# Given instruction
In the records below, pick out all lines containing the word "thickness".

--- start of Entries provided ---

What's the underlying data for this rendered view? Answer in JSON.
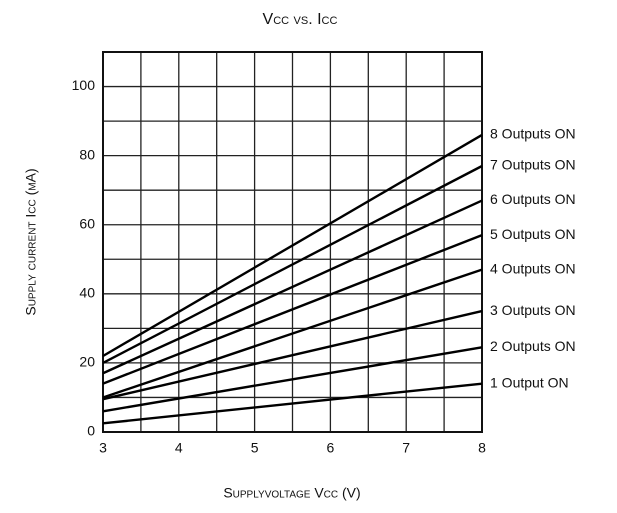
{
  "chart_data": {
    "type": "line",
    "title": "Vcc vs. Icc",
    "x_label": "Supplyvoltage Vcc (V)",
    "y_label": "Supply current  Icc (mA)",
    "x": [
      3,
      8
    ],
    "series": [
      {
        "name": "1 Output ON",
        "color": "#000000",
        "values": [
          2.5,
          14
        ]
      },
      {
        "name": "2 Outputs ON",
        "color": "#000000",
        "values": [
          6,
          24.5
        ]
      },
      {
        "name": "3 Outputs ON",
        "color": "#000000",
        "values": [
          9.5,
          35
        ]
      },
      {
        "name": "4 Outputs ON",
        "color": "#000000",
        "values": [
          10,
          47
        ]
      },
      {
        "name": "5 Outputs ON",
        "color": "#000000",
        "values": [
          14,
          57
        ]
      },
      {
        "name": "6 Outputs ON",
        "color": "#000000",
        "values": [
          17,
          67
        ]
      },
      {
        "name": "7 Outputs ON",
        "color": "#000000",
        "values": [
          20,
          77
        ]
      },
      {
        "name": "8 Outputs ON",
        "color": "#000000",
        "values": [
          22,
          86
        ]
      }
    ],
    "xlim": [
      3,
      8
    ],
    "xticks": [
      3,
      4,
      5,
      6,
      7,
      8
    ],
    "xminor": [
      3.5,
      4.5,
      5.5,
      6.5,
      7.5
    ],
    "ylim": [
      0,
      110
    ],
    "yticks": [
      0,
      20,
      40,
      60,
      80,
      100
    ],
    "yminor": [
      10,
      30,
      50,
      70,
      90
    ],
    "grid": true
  }
}
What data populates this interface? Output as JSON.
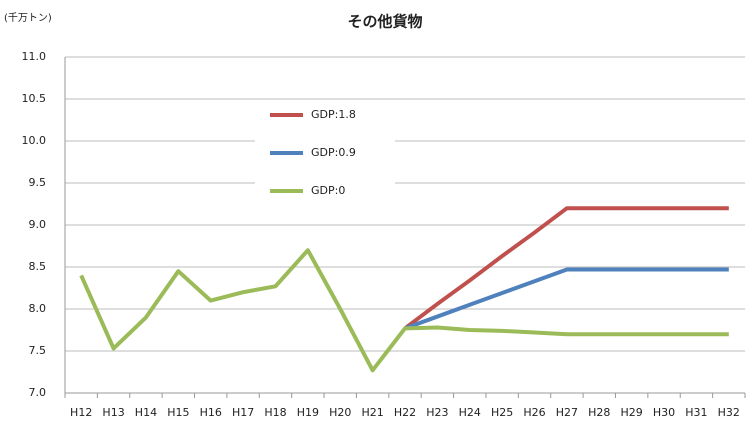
{
  "chart_data": {
    "type": "line",
    "title": "その他貨物",
    "y_axis_label": "(千万トン)",
    "categories": [
      "H12",
      "H13",
      "H14",
      "H15",
      "H16",
      "H17",
      "H18",
      "H19",
      "H20",
      "H21",
      "H22",
      "H23",
      "H24",
      "H25",
      "H26",
      "H27",
      "H28",
      "H29",
      "H30",
      "H31",
      "H32"
    ],
    "series": [
      {
        "name": "GDP:1.8",
        "color": "#c0504d",
        "values": [
          null,
          null,
          null,
          null,
          null,
          null,
          null,
          null,
          null,
          null,
          7.77,
          8.06,
          8.34,
          8.63,
          8.91,
          9.2,
          9.2,
          9.2,
          9.2,
          9.2,
          9.2
        ]
      },
      {
        "name": "GDP:0.9",
        "color": "#4f81bd",
        "values": [
          null,
          null,
          null,
          null,
          null,
          null,
          null,
          null,
          null,
          null,
          7.77,
          7.91,
          8.05,
          8.19,
          8.33,
          8.47,
          8.47,
          8.47,
          8.47,
          8.47,
          8.47
        ]
      },
      {
        "name": "GDP:0",
        "color": "#9bbb59",
        "values": [
          8.4,
          7.53,
          7.9,
          8.45,
          8.1,
          8.2,
          8.27,
          8.7,
          8.0,
          7.27,
          7.77,
          7.78,
          7.75,
          7.74,
          7.72,
          7.7,
          7.7,
          7.7,
          7.7,
          7.7,
          7.7
        ]
      }
    ],
    "ylim": [
      7,
      11
    ],
    "yticks": [
      {
        "value": 7,
        "label": "7.0"
      },
      7.5,
      {
        "value": 8,
        "label": "8.0"
      },
      8.5,
      {
        "value": 9,
        "label": "9.0"
      },
      9.5,
      {
        "value": 10,
        "label": "10.0"
      },
      10.5,
      {
        "value": 11,
        "label": "11.0"
      }
    ],
    "grid": true,
    "legend": "upper left"
  }
}
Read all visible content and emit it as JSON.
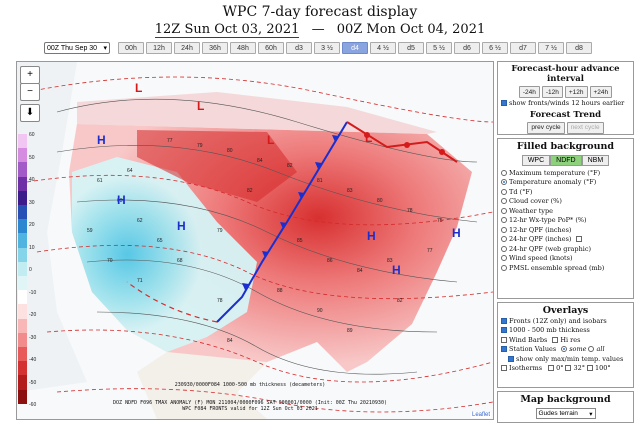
{
  "header": {
    "title": "WPC 7-day forecast display",
    "start_date": "12Z Sun Oct 03, 2021",
    "separator": "—",
    "end_date": "00Z Mon Oct 04, 2021"
  },
  "timebar": {
    "select_value": "00Z Thu Sep 30",
    "buttons": [
      "00h",
      "12h",
      "24h",
      "36h",
      "48h",
      "60h",
      "d3",
      "3 ½",
      "d4",
      "4 ½",
      "d5",
      "5 ½",
      "d6",
      "6 ½",
      "d7",
      "7 ½",
      "d8"
    ],
    "active": "d4"
  },
  "map": {
    "zoom_in": "+",
    "zoom_out": "−",
    "download": "⬇",
    "colorbar": {
      "labels": [
        "60",
        "50",
        "40",
        "30",
        "20",
        "10",
        "0",
        "-10",
        "-20",
        "-30",
        "-40",
        "-50",
        "-60"
      ],
      "colors": [
        "#f2c6f2",
        "#d58be0",
        "#a25ac8",
        "#6e2ea6",
        "#3b1a8c",
        "#264fb5",
        "#2d86d0",
        "#4fb5e0",
        "#85d4ea",
        "#c0ecf2",
        "#e0f6f6",
        "#ffffff",
        "#fde0e0",
        "#f8b6b6",
        "#f28c8c",
        "#e85a5a",
        "#d43232",
        "#b31c1c",
        "#8c1010"
      ]
    },
    "captions": [
      "230930/0000F084 1000-500 mb thickness (decameters)",
      "DOZ NDFD F096 TMAX ANOMALY (F)   MON 211004/0000F096   SAT 000001/0000 (Init: 00Z Thu 20210930)",
      "WPC F084 FRONTS valid for 12Z Sun Oct 03 2021"
    ],
    "attribution": "Leaflet",
    "highs": [
      "H",
      "H",
      "H",
      "H",
      "H",
      "H"
    ],
    "lows": [
      "L",
      "L",
      "L",
      "L"
    ]
  },
  "advance": {
    "title": "Forecast-hour advance interval",
    "buttons": [
      "-24h",
      "-12h",
      "+12h",
      "+24h"
    ],
    "show_label": "show fronts/winds 12 hours earlier",
    "show_checked": true,
    "trend_title": "Forecast Trend",
    "prev": "prev cycle",
    "next": "next cycle"
  },
  "filled": {
    "title": "Filled background",
    "sources": [
      "WPC",
      "NDFD",
      "NBM"
    ],
    "active_source": "NDFD",
    "options": [
      {
        "label": "Maximum temperature (°F)",
        "checked": false,
        "extra": ""
      },
      {
        "label": "Temperature anomaly (°F)",
        "checked": true,
        "extra": ""
      },
      {
        "label": "Td (°F)",
        "checked": false,
        "extra": ""
      },
      {
        "label": "Cloud cover (%)",
        "checked": false,
        "extra": ""
      },
      {
        "label": "Weather type",
        "checked": false,
        "extra": ""
      },
      {
        "label": "12-hr Wx-type PoP* (%)",
        "checked": false,
        "extra": ""
      },
      {
        "label": "12-hr QPF (inches)",
        "checked": false,
        "extra": ""
      },
      {
        "label": "24-hr QPF (inches)",
        "checked": false,
        "extra": "box"
      },
      {
        "label": "24-hr QPF (web graphic)",
        "checked": false,
        "extra": ""
      },
      {
        "label": "Wind speed (knots)",
        "checked": false,
        "extra": ""
      },
      {
        "label": "PMSL ensemble spread (mb)",
        "checked": false,
        "extra": ""
      }
    ]
  },
  "overlays": {
    "title": "Overlays",
    "fronts": "Fronts (12Z only) and isobars",
    "thickness": "1000 - 500 mb thickness",
    "wind": "Wind Barbs",
    "hires": "Hi res",
    "station": "Station Values",
    "some": "some",
    "all": "all",
    "show_max": "show only max/min temp. values",
    "isotherms": "Isotherms",
    "iso_a": "0°",
    "iso_b": "32°",
    "iso_c": "100°"
  },
  "mapbg": {
    "title": "Map background",
    "value": "Gudes terrain"
  }
}
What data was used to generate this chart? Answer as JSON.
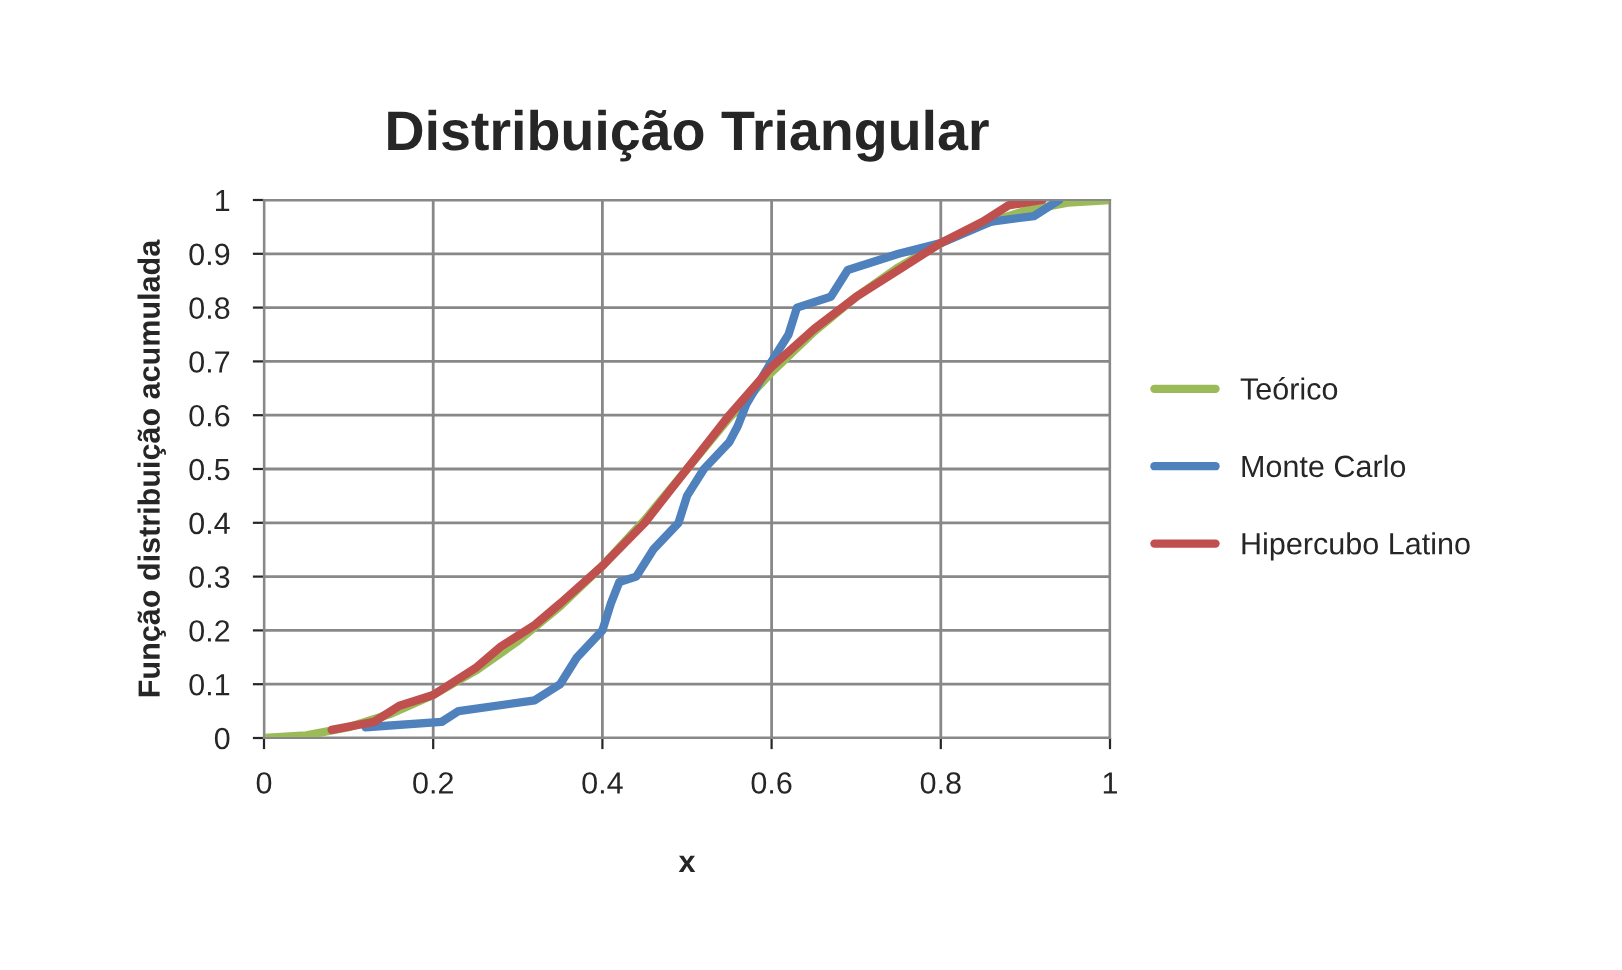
{
  "chart_data": {
    "type": "line",
    "title": "Distribuição Triangular",
    "xlabel": "x",
    "ylabel": "Função distribuição acumulada",
    "xlim": [
      0,
      1
    ],
    "xticks": [
      0,
      0.2,
      0.4,
      0.6,
      0.8,
      1
    ],
    "ylim": [
      0,
      1
    ],
    "yticks": [
      0,
      0.1,
      0.2,
      0.3,
      0.4,
      0.5,
      0.6,
      0.7,
      0.8,
      0.9,
      1
    ],
    "grid": true,
    "legend": "right",
    "marker": "none",
    "line_style": "solid",
    "series": [
      {
        "name": "Teórico",
        "color": "#9bbb59",
        "x": [
          0,
          0.05,
          0.1,
          0.15,
          0.2,
          0.25,
          0.3,
          0.35,
          0.4,
          0.45,
          0.5,
          0.55,
          0.6,
          0.65,
          0.7,
          0.75,
          0.8,
          0.85,
          0.9,
          0.95,
          1
        ],
        "values": [
          0,
          0.005,
          0.02,
          0.045,
          0.08,
          0.125,
          0.18,
          0.245,
          0.32,
          0.405,
          0.5,
          0.595,
          0.68,
          0.755,
          0.82,
          0.875,
          0.92,
          0.955,
          0.98,
          0.995,
          1
        ]
      },
      {
        "name": "Monte Carlo",
        "color": "#4f81bd",
        "x": [
          0.12,
          0.21,
          0.23,
          0.32,
          0.35,
          0.37,
          0.4,
          0.41,
          0.42,
          0.44,
          0.46,
          0.49,
          0.5,
          0.52,
          0.55,
          0.56,
          0.57,
          0.6,
          0.62,
          0.63,
          0.67,
          0.69,
          0.75,
          0.8,
          0.86,
          0.91,
          0.94
        ],
        "values": [
          0.02,
          0.03,
          0.05,
          0.07,
          0.1,
          0.15,
          0.2,
          0.25,
          0.29,
          0.3,
          0.35,
          0.4,
          0.45,
          0.5,
          0.55,
          0.58,
          0.62,
          0.7,
          0.75,
          0.8,
          0.82,
          0.87,
          0.9,
          0.92,
          0.96,
          0.97,
          1
        ]
      },
      {
        "name": "Hipercubo Latino",
        "color": "#c0504d",
        "x": [
          0.08,
          0.13,
          0.16,
          0.2,
          0.22,
          0.25,
          0.28,
          0.32,
          0.35,
          0.4,
          0.45,
          0.5,
          0.55,
          0.6,
          0.65,
          0.7,
          0.75,
          0.8,
          0.85,
          0.88,
          0.92
        ],
        "values": [
          0.015,
          0.03,
          0.06,
          0.08,
          0.1,
          0.13,
          0.17,
          0.21,
          0.25,
          0.32,
          0.4,
          0.5,
          0.6,
          0.69,
          0.76,
          0.82,
          0.87,
          0.92,
          0.96,
          0.99,
          1
        ]
      }
    ]
  }
}
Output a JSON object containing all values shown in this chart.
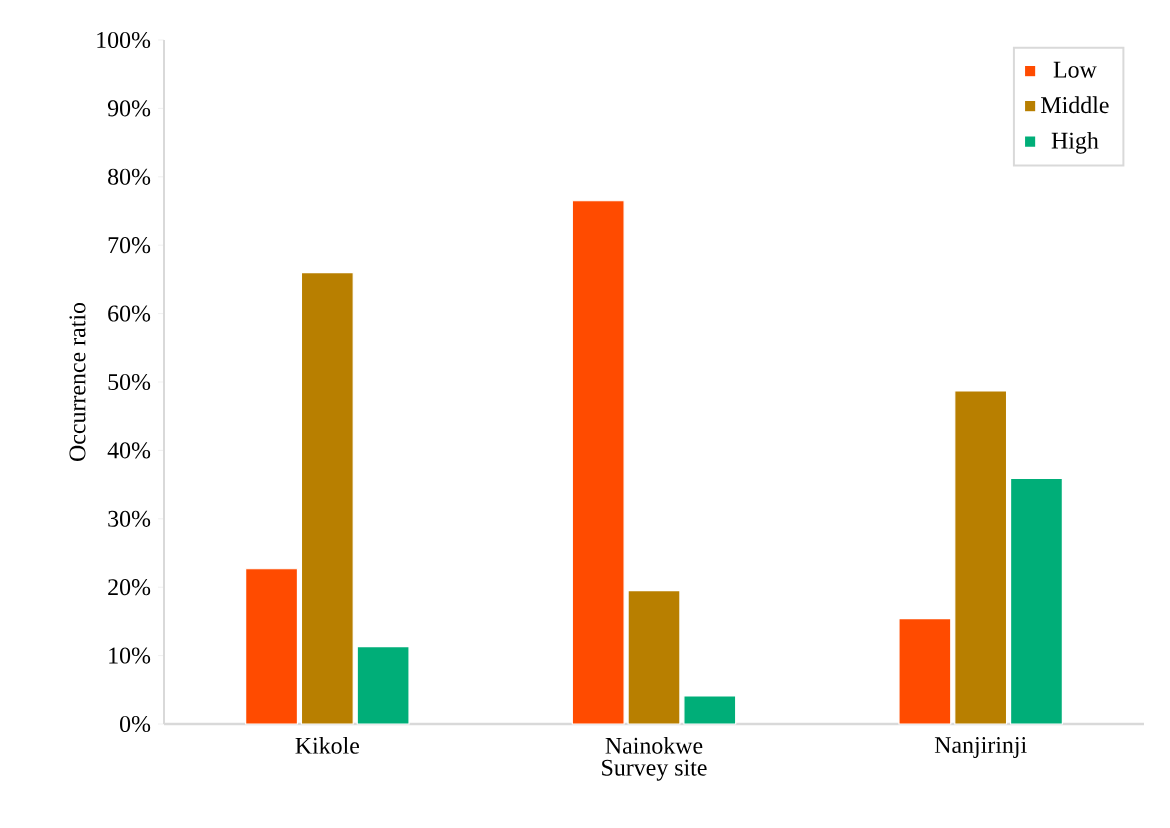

--- end of Entries provided ---

# Task output
      "230930/0000F084 1000-500 mb thickness (decameters)",
    "thickness": "1000 - 500 mb thickness",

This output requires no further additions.